**Records supplied**
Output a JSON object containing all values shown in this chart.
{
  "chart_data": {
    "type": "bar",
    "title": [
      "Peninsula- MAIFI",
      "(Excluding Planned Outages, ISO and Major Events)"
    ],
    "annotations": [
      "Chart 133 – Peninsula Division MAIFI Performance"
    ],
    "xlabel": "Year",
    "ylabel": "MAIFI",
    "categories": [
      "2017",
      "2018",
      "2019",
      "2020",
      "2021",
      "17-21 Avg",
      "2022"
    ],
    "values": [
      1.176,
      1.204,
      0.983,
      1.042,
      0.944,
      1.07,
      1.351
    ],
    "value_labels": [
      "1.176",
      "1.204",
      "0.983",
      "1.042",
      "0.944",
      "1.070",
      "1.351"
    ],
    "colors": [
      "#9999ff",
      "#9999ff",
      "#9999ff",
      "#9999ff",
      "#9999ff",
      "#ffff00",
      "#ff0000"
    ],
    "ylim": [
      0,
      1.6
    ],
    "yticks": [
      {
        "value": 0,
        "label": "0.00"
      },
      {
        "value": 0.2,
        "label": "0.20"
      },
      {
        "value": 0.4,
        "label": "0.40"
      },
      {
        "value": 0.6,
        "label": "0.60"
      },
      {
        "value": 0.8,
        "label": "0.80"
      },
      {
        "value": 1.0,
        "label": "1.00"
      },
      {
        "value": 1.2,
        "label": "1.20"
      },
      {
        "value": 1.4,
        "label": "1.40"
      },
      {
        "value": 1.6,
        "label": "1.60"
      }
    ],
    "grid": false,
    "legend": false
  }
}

**Prompt**
Exactly reproduce every line of the data above.

**Complete answer**
Output a JSON object containing all values shown in this chart.
{
  "chart_data": {
    "type": "bar",
    "title": [
      "Peninsula- MAIFI",
      "(Excluding Planned Outages, ISO and Major Events)"
    ],
    "annotations": [
      "Chart 133 – Peninsula Division MAIFI Performance"
    ],
    "xlabel": "Year",
    "ylabel": "MAIFI",
    "categories": [
      "2017",
      "2018",
      "2019",
      "2020",
      "2021",
      "17-21 Avg",
      "2022"
    ],
    "values": [
      1.176,
      1.204,
      0.983,
      1.042,
      0.944,
      1.07,
      1.351
    ],
    "value_labels": [
      "1.176",
      "1.204",
      "0.983",
      "1.042",
      "0.944",
      "1.070",
      "1.351"
    ],
    "colors": [
      "#9999ff",
      "#9999ff",
      "#9999ff",
      "#9999ff",
      "#9999ff",
      "#ffff00",
      "#ff0000"
    ],
    "ylim": [
      0,
      1.6
    ],
    "yticks": [
      {
        "value": 0,
        "label": "0.00"
      },
      {
        "value": 0.2,
        "label": "0.20"
      },
      {
        "value": 0.4,
        "label": "0.40"
      },
      {
        "value": 0.6,
        "label": "0.60"
      },
      {
        "value": 0.8,
        "label": "0.80"
      },
      {
        "value": 1.0,
        "label": "1.00"
      },
      {
        "value": 1.2,
        "label": "1.20"
      },
      {
        "value": 1.4,
        "label": "1.40"
      },
      {
        "value": 1.6,
        "label": "1.60"
      }
    ],
    "grid": false,
    "legend": false
  }
}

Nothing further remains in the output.